— What needs to be done —
Every line holding the string "démarrage" should be gathered.
-.-.-
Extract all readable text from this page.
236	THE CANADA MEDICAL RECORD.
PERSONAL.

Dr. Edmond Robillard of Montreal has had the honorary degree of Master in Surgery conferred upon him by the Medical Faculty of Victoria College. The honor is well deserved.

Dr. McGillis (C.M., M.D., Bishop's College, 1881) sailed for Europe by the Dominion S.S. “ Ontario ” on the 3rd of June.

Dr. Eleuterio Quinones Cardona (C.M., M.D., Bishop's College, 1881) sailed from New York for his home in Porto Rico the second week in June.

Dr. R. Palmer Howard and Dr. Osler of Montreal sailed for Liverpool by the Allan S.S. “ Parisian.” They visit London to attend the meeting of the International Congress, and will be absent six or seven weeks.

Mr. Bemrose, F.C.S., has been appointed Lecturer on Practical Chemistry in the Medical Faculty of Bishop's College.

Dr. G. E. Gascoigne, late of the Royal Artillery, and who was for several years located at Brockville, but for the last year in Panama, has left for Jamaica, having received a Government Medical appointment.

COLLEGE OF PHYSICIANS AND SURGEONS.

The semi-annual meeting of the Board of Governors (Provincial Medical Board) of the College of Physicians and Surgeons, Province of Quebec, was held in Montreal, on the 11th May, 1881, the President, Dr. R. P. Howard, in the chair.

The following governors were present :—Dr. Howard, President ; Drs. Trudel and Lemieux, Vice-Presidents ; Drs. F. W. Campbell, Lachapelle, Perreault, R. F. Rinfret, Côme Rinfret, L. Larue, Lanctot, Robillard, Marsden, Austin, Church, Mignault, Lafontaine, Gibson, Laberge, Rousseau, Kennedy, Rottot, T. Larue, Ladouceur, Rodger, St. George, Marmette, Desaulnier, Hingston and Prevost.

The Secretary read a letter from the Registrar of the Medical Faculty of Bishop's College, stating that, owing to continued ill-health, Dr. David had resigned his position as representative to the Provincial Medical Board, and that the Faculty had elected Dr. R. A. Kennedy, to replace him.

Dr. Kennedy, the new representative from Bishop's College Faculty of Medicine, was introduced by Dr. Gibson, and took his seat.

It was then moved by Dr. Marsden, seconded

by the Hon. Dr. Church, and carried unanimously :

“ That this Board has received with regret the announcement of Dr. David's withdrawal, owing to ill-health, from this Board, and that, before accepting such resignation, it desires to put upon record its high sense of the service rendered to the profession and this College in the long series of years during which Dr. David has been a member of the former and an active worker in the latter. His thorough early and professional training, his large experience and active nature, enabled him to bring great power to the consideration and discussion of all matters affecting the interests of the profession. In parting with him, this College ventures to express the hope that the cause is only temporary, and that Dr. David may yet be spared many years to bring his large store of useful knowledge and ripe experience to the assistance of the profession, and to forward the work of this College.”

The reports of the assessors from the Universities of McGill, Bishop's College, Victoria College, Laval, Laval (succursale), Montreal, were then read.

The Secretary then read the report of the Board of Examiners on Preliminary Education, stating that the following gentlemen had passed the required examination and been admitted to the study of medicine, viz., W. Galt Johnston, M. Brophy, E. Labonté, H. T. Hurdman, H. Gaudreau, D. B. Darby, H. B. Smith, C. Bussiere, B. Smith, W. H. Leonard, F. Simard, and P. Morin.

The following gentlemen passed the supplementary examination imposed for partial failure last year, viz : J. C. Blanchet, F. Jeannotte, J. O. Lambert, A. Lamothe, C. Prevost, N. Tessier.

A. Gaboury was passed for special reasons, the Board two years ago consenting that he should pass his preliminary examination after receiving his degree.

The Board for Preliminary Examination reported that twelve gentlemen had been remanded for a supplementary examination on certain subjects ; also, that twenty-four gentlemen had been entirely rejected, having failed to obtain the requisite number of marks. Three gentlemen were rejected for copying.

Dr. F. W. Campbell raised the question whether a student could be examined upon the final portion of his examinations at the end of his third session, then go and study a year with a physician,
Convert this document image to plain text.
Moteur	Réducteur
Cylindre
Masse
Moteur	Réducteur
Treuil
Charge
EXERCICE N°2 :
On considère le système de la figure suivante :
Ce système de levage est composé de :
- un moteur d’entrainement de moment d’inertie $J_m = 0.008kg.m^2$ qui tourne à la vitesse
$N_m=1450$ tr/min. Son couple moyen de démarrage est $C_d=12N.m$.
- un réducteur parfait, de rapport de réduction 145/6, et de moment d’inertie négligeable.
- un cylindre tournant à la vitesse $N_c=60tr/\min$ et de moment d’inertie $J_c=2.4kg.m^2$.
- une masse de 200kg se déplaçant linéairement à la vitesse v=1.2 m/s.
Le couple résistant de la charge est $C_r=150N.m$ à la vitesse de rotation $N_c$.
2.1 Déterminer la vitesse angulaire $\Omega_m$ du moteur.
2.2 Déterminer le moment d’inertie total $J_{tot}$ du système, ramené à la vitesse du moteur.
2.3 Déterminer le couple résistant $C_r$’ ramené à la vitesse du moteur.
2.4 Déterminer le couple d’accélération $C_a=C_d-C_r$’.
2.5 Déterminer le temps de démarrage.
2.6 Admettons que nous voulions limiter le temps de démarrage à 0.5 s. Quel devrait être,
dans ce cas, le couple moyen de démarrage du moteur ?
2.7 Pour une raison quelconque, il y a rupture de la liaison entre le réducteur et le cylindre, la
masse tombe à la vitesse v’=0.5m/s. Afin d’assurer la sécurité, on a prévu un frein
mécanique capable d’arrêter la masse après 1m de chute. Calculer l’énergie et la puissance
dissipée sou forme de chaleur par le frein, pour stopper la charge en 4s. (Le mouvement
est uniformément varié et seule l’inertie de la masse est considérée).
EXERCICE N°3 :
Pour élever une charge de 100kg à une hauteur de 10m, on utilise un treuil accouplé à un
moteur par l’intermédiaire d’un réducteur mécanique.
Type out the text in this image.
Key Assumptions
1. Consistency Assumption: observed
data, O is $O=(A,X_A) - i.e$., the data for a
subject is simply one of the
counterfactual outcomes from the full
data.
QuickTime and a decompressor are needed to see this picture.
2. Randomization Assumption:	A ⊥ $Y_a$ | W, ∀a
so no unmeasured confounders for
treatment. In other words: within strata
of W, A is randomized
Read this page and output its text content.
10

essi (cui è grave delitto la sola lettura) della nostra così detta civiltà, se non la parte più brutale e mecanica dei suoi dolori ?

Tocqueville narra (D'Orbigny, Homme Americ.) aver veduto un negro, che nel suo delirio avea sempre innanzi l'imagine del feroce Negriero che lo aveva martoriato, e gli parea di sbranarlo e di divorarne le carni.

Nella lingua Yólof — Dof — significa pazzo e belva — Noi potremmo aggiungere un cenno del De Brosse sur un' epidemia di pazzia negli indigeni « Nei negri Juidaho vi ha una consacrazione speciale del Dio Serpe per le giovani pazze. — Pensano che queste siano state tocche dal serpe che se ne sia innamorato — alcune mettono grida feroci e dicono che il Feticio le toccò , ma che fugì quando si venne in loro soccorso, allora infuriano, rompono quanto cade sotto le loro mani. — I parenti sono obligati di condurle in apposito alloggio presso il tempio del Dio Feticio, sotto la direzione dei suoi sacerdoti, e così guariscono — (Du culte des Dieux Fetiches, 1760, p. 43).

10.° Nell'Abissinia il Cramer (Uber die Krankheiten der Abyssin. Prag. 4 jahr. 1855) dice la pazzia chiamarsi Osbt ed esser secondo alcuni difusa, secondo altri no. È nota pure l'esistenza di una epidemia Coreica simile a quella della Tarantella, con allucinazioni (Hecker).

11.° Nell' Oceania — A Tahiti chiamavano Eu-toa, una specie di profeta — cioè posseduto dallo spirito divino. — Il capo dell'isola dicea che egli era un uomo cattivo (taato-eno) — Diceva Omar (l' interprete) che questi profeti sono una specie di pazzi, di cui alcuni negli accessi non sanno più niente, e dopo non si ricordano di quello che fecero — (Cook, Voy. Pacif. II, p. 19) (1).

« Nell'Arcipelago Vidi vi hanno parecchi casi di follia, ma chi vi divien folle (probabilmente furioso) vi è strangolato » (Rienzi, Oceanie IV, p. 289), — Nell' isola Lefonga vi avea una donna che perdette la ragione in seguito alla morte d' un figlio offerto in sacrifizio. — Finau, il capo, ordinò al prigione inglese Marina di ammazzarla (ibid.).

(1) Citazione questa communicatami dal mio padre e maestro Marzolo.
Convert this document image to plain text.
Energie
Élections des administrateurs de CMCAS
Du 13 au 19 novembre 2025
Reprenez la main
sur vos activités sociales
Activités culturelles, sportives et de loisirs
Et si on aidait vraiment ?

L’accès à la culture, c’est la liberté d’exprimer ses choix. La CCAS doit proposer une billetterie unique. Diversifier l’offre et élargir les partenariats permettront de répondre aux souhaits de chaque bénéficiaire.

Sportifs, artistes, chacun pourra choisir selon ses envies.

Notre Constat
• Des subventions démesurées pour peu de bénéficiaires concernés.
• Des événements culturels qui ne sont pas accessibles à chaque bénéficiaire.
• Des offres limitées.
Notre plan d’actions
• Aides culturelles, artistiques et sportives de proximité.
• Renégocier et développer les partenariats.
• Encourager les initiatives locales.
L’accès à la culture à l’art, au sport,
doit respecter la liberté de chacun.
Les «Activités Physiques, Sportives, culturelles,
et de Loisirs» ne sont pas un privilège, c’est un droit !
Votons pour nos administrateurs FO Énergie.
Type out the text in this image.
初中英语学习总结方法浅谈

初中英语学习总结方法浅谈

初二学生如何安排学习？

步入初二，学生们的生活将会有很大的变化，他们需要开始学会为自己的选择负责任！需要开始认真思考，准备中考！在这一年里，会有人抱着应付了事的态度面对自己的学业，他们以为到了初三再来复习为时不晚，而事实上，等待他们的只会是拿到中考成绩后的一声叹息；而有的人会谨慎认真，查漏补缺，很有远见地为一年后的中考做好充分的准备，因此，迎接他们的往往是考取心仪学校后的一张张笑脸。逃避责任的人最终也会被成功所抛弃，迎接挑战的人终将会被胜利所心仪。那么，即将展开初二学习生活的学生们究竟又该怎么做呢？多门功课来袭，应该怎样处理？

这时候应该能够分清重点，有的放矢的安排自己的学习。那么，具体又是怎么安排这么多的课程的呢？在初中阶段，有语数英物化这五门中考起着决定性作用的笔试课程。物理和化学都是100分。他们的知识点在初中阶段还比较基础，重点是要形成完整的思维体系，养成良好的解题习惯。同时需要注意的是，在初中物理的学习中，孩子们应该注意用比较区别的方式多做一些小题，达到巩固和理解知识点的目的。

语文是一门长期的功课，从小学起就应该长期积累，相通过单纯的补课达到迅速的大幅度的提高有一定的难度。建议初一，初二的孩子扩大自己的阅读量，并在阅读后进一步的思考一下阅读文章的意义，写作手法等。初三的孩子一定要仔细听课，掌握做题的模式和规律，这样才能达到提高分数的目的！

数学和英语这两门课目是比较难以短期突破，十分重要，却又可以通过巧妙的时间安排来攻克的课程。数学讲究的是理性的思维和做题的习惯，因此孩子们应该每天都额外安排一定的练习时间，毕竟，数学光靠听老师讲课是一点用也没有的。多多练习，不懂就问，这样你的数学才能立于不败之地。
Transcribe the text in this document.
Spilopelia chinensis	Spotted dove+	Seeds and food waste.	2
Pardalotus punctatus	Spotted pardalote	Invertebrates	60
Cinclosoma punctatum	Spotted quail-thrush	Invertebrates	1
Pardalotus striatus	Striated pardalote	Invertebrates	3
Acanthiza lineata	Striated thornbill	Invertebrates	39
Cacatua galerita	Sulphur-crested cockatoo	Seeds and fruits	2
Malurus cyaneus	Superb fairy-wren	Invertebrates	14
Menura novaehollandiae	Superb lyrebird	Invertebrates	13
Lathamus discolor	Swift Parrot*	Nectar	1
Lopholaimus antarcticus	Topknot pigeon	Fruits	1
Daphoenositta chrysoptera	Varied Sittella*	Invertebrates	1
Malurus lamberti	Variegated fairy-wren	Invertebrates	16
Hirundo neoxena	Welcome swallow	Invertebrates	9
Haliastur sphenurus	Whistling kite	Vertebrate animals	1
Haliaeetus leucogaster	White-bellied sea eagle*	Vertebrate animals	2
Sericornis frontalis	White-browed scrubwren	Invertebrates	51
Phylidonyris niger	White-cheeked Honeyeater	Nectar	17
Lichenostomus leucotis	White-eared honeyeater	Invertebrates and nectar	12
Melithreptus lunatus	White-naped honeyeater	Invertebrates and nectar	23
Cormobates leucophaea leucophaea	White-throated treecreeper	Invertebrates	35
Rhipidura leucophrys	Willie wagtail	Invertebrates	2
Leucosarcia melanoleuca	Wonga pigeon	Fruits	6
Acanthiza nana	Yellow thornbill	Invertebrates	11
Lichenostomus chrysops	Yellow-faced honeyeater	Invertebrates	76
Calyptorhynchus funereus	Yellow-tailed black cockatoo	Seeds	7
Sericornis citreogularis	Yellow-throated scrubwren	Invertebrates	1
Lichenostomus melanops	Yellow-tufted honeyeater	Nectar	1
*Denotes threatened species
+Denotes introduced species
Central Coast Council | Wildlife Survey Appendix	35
-.-.-
— Problem solution —
$N_m=1450$ tr/min. Son couple moyen de démarrage est $C_d=12N.m$.
2.5 Déterminer le temps de démarrage.
2.6 Admettons que nous voulions limiter le temps de démarrage à 0.5 s. Quel devrait être,
dans ce cas, le couple moyen de démarrage du moteur ?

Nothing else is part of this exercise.